Items from a figure collection:
○ ○ ○
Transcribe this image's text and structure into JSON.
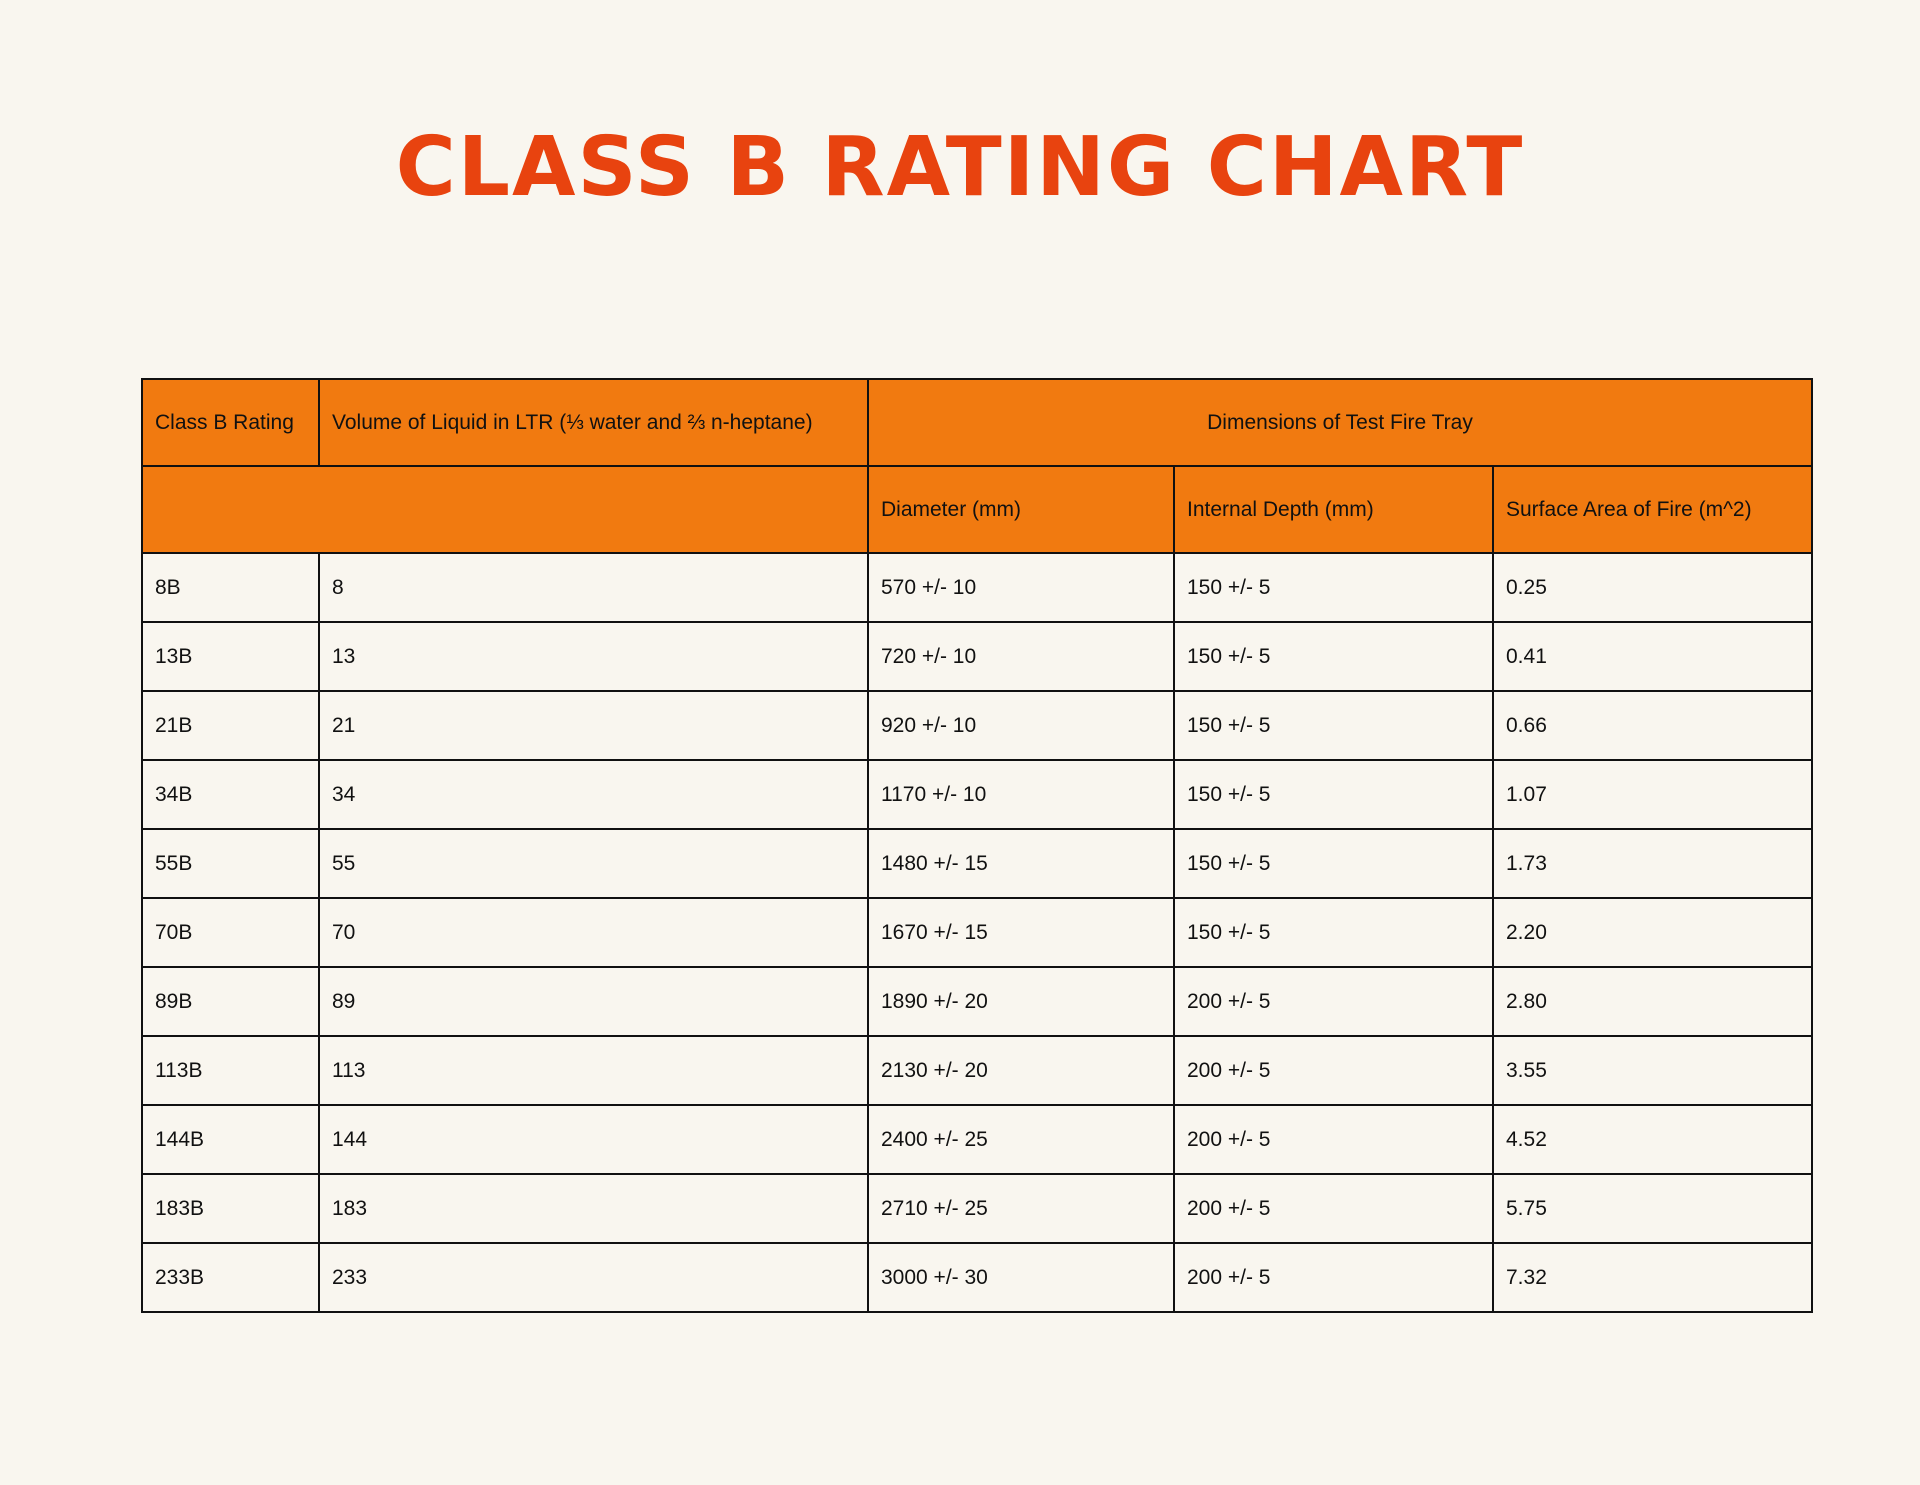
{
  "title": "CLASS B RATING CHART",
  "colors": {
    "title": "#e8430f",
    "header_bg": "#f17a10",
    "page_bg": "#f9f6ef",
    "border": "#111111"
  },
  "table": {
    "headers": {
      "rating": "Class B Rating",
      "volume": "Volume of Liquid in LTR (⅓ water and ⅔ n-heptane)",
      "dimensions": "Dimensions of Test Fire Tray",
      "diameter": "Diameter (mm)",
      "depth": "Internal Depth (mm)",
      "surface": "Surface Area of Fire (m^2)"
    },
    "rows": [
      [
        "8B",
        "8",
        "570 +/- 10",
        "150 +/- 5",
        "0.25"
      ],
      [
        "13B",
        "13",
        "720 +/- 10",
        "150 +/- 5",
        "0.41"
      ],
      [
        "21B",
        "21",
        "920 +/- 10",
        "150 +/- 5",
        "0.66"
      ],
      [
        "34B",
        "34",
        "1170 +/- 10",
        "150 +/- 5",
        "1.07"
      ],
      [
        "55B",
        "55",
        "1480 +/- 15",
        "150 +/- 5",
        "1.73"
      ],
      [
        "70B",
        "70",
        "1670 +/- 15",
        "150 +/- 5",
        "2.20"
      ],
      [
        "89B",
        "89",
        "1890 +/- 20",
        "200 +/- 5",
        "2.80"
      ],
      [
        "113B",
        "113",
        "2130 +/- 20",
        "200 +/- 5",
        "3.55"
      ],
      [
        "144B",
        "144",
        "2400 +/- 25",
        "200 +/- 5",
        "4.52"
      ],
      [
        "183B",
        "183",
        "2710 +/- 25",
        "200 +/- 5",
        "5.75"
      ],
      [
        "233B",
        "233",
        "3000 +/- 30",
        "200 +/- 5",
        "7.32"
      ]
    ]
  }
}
○ ○ ○
Skip every picture and transcribe the data above exactly.

Transcribe this image's text and structure into JSON.
{
  "title": "CLASS B RATING CHART",
  "colors": {
    "title": "#e8430f",
    "header_bg": "#f17a10",
    "page_bg": "#f9f6ef",
    "border": "#111111"
  },
  "table": {
    "headers": {
      "rating": "Class B Rating",
      "volume": "Volume of Liquid in LTR (⅓ water and ⅔ n-heptane)",
      "dimensions": "Dimensions of Test Fire Tray",
      "diameter": "Diameter (mm)",
      "depth": "Internal Depth (mm)",
      "surface": "Surface Area of Fire (m^2)"
    },
    "rows": [
      [
        "8B",
        "8",
        "570 +/- 10",
        "150 +/- 5",
        "0.25"
      ],
      [
        "13B",
        "13",
        "720 +/- 10",
        "150 +/- 5",
        "0.41"
      ],
      [
        "21B",
        "21",
        "920 +/- 10",
        "150 +/- 5",
        "0.66"
      ],
      [
        "34B",
        "34",
        "1170 +/- 10",
        "150 +/- 5",
        "1.07"
      ],
      [
        "55B",
        "55",
        "1480 +/- 15",
        "150 +/- 5",
        "1.73"
      ],
      [
        "70B",
        "70",
        "1670 +/- 15",
        "150 +/- 5",
        "2.20"
      ],
      [
        "89B",
        "89",
        "1890 +/- 20",
        "200 +/- 5",
        "2.80"
      ],
      [
        "113B",
        "113",
        "2130 +/- 20",
        "200 +/- 5",
        "3.55"
      ],
      [
        "144B",
        "144",
        "2400 +/- 25",
        "200 +/- 5",
        "4.52"
      ],
      [
        "183B",
        "183",
        "2710 +/- 25",
        "200 +/- 5",
        "5.75"
      ],
      [
        "233B",
        "233",
        "3000 +/- 30",
        "200 +/- 5",
        "7.32"
      ]
    ]
  }
}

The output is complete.